[Recorded data]
* START *

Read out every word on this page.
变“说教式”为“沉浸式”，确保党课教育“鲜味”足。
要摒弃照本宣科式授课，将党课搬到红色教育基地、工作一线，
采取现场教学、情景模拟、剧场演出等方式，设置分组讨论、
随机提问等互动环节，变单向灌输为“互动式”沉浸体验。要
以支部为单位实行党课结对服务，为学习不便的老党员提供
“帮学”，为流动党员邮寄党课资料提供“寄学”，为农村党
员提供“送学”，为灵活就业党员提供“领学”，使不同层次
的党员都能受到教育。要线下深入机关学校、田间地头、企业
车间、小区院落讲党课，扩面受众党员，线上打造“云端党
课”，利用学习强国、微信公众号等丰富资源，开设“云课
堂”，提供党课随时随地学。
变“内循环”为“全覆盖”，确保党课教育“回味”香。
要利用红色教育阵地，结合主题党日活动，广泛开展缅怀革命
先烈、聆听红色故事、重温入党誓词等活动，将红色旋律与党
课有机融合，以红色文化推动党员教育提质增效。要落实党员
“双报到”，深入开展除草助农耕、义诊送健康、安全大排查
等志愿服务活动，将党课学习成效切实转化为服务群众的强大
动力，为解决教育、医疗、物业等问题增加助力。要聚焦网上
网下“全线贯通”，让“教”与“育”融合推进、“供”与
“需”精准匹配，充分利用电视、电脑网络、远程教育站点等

* END *

### What you need to do
Every entry above should be retyped exactly as shown.

### Solution
Read out every word on this page.
变“说教式”为“沉浸式”，确保党课教育“鲜味”足。
要摒弃照本宣科式授课，将党课搬到红色教育基地、工作一线，
采取现场教学、情景模拟、剧场演出等方式，设置分组讨论、
随机提问等互动环节，变单向灌输为“互动式”沉浸体验。要
以支部为单位实行党课结对服务，为学习不便的老党员提供
“帮学”，为流动党员邮寄党课资料提供“寄学”，为农村党
员提供“送学”，为灵活就业党员提供“领学”，使不同层次
的党员都能受到教育。要线下深入机关学校、田间地头、企业
车间、小区院落讲党课，扩面受众党员，线上打造“云端党
课”，利用学习强国、微信公众号等丰富资源，开设“云课
堂”，提供党课随时随地学。
变“内循环”为“全覆盖”，确保党课教育“回味”香。
要利用红色教育阵地，结合主题党日活动，广泛开展缅怀革命
先烈、聆听红色故事、重温入党誓词等活动，将红色旋律与党
课有机融合，以红色文化推动党员教育提质增效。要落实党员
“双报到”，深入开展除草助农耕、义诊送健康、安全大排查
等志愿服务活动，将党课学习成效切实转化为服务群众的强大
动力，为解决教育、医疗、物业等问题增加助力。要聚焦网上
网下“全线贯通”，让“教”与“育”融合推进、“供”与
“需”精准匹配，充分利用电视、电脑网络、远程教育站点等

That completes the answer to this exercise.